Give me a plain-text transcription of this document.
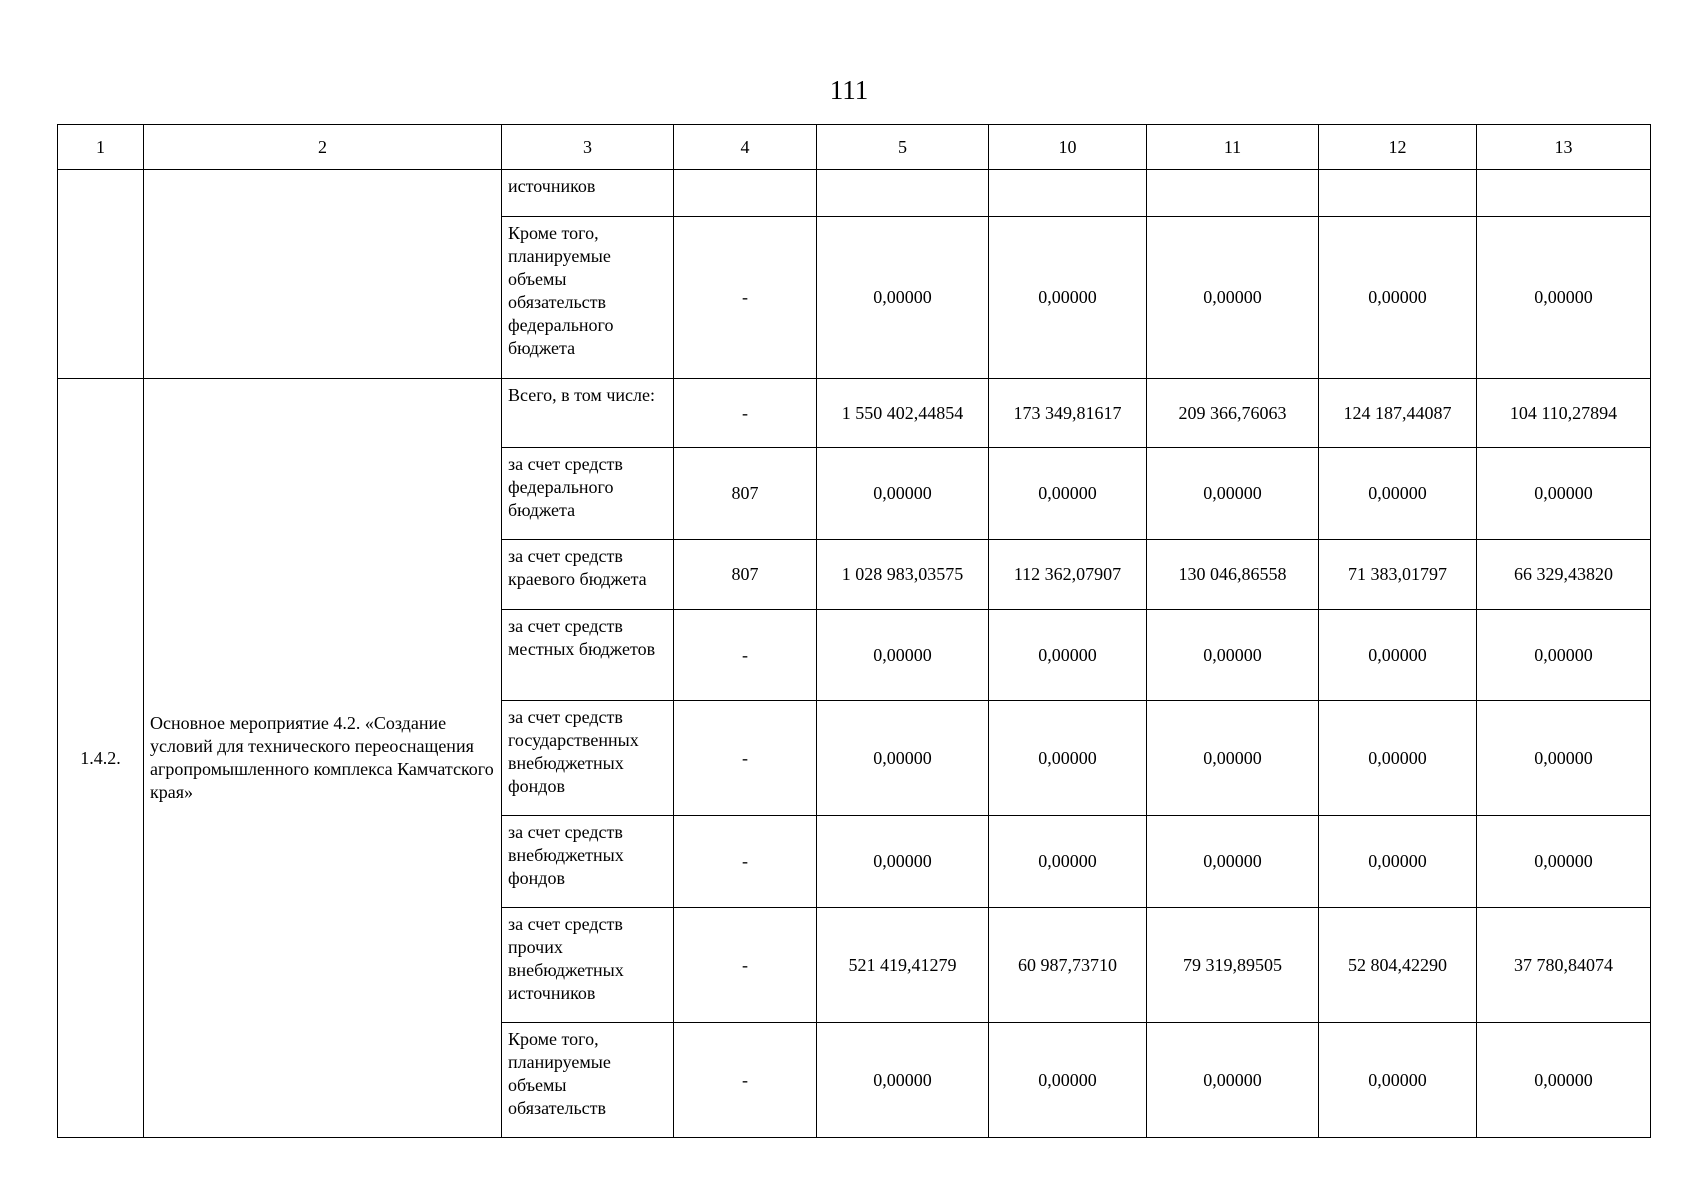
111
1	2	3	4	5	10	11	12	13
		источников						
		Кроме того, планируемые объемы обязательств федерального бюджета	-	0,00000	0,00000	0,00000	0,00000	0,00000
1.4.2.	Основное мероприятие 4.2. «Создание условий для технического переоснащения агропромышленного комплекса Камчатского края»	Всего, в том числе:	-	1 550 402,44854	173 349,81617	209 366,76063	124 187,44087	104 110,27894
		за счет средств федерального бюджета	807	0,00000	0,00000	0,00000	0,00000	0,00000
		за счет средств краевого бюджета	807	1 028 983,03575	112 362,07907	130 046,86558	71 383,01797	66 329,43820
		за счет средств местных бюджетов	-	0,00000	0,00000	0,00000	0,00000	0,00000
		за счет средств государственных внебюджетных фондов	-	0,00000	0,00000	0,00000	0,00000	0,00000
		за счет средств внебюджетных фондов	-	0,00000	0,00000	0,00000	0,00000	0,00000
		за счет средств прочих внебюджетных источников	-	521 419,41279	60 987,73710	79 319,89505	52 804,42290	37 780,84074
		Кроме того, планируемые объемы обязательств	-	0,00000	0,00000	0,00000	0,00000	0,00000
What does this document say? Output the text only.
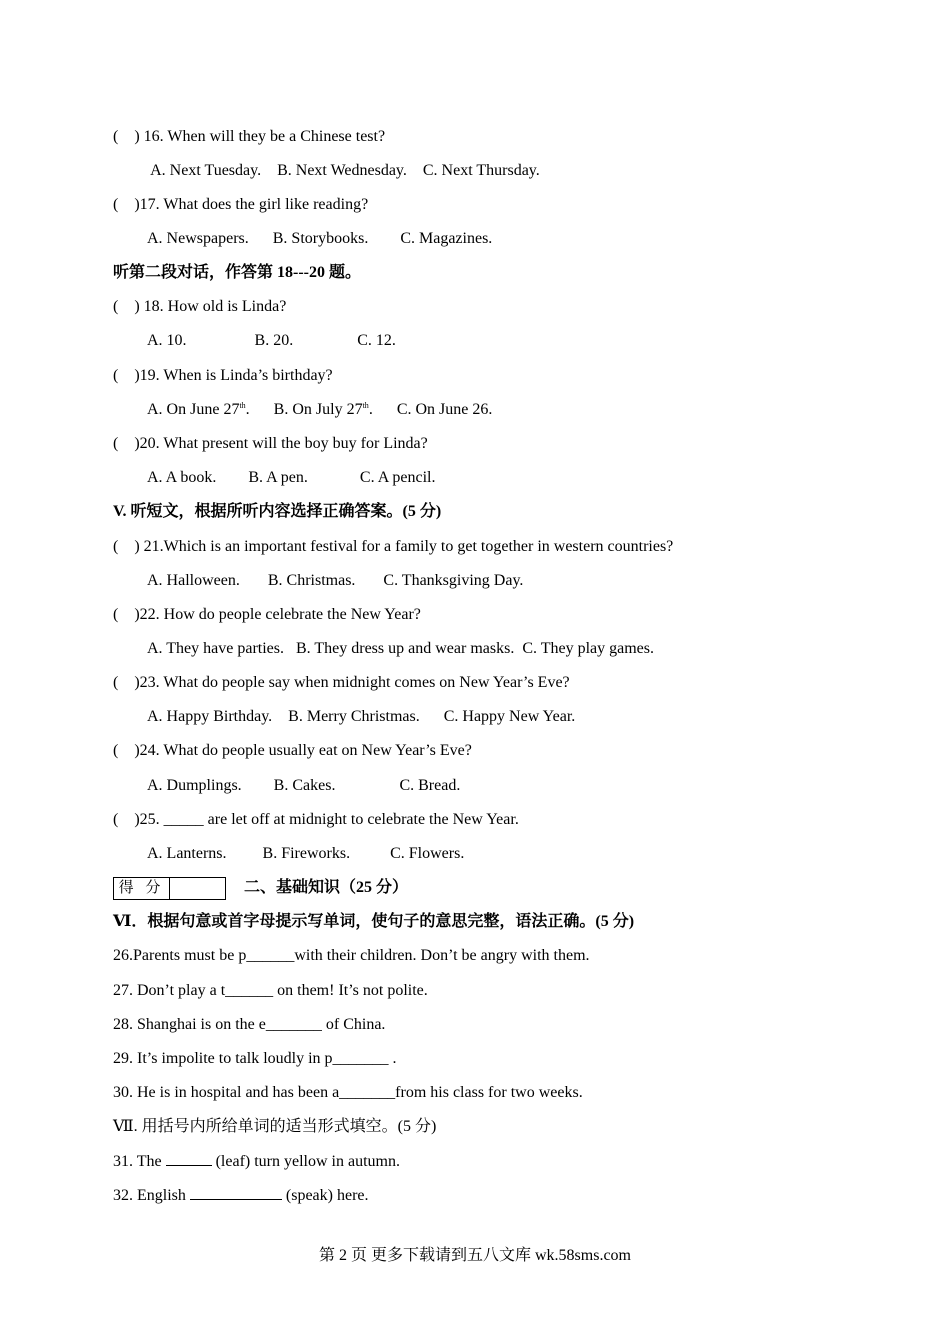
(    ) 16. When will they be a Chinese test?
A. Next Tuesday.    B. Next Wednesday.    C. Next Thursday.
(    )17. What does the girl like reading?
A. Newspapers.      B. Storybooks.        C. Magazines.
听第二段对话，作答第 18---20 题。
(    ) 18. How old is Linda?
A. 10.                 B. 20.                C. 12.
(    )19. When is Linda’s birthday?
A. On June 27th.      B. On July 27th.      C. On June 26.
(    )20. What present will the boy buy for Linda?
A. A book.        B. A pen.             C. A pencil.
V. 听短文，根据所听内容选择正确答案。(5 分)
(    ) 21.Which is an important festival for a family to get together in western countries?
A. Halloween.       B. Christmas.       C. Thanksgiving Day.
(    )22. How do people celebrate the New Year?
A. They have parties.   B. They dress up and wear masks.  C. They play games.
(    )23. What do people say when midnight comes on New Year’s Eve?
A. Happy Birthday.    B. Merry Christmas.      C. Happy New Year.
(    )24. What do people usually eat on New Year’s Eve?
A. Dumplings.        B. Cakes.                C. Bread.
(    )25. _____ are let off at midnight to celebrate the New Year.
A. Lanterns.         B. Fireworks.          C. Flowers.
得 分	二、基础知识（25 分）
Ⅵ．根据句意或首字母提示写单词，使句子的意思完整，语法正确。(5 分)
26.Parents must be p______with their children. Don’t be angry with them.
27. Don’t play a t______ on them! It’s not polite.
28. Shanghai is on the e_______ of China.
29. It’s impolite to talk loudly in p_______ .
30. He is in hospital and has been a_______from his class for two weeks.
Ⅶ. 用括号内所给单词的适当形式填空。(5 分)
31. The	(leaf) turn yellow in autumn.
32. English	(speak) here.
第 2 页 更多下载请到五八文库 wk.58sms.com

| What the task asks |
Make an exact copy of every entry above, minus the images.

| Task result |
Give me a plain-text transcription of this document.
111
1	2	3	4	5	10	11	12	13
		источников						
		Кроме того, планируемые объемы обязательств федерального бюджета	-	0,00000	0,00000	0,00000	0,00000	0,00000
1.4.2.	Основное мероприятие 4.2. «Создание условий для технического переоснащения агропромышленного комплекса Камчатского края»	Всего, в том числе:	-	1 550 402,44854	173 349,81617	209 366,76063	124 187,44087	104 110,27894
		за счет средств федерального бюджета	807	0,00000	0,00000	0,00000	0,00000	0,00000
		за счет средств краевого бюджета	807	1 028 983,03575	112 362,07907	130 046,86558	71 383,01797	66 329,43820
		за счет средств местных бюджетов	-	0,00000	0,00000	0,00000	0,00000	0,00000
		за счет средств государственных внебюджетных фондов	-	0,00000	0,00000	0,00000	0,00000	0,00000
		за счет средств внебюджетных фондов	-	0,00000	0,00000	0,00000	0,00000	0,00000
		за счет средств прочих внебюджетных источников	-	521 419,41279	60 987,73710	79 319,89505	52 804,42290	37 780,84074
		Кроме того, планируемые объемы обязательств	-	0,00000	0,00000	0,00000	0,00000	0,00000
What does this document say? Output the text only.
(    ) 16. When will they be a Chinese test?
A. Next Tuesday.    B. Next Wednesday.    C. Next Thursday.
(    )17. What does the girl like reading?
A. Newspapers.      B. Storybooks.        C. Magazines.
听第二段对话，作答第 18---20 题。
(    ) 18. How old is Linda?
A. 10.                 B. 20.                C. 12.
(    )19. When is Linda’s birthday?
A. On June 27th.      B. On July 27th.      C. On June 26.
(    )20. What present will the boy buy for Linda?
A. A book.        B. A pen.             C. A pencil.
V. 听短文，根据所听内容选择正确答案。(5 分)
(    ) 21.Which is an important festival for a family to get together in western countries?
A. Halloween.       B. Christmas.       C. Thanksgiving Day.
(    )22. How do people celebrate the New Year?
A. They have parties.   B. They dress up and wear masks.  C. They play games.
(    )23. What do people say when midnight comes on New Year’s Eve?
A. Happy Birthday.    B. Merry Christmas.      C. Happy New Year.
(    )24. What do people usually eat on New Year’s Eve?
A. Dumplings.        B. Cakes.                C. Bread.
(    )25. _____ are let off at midnight to celebrate the New Year.
A. Lanterns.         B. Fireworks.          C. Flowers.
得 分	二、基础知识（25 分）
Ⅵ．根据句意或首字母提示写单词，使句子的意思完整，语法正确。(5 分)
26.Parents must be p______with their children. Don’t be angry with them.
27. Don’t play a t______ on them! It’s not polite.
28. Shanghai is on the e_______ of China.
29. It’s impolite to talk loudly in p_______ .
30. He is in hospital and has been a_______from his class for two weeks.
Ⅶ. 用括号内所给单词的适当形式填空。(5 分)
31. The	(leaf) turn yellow in autumn.
32. English	(speak) here.
第 2 页 更多下载请到五八文库 wk.58sms.com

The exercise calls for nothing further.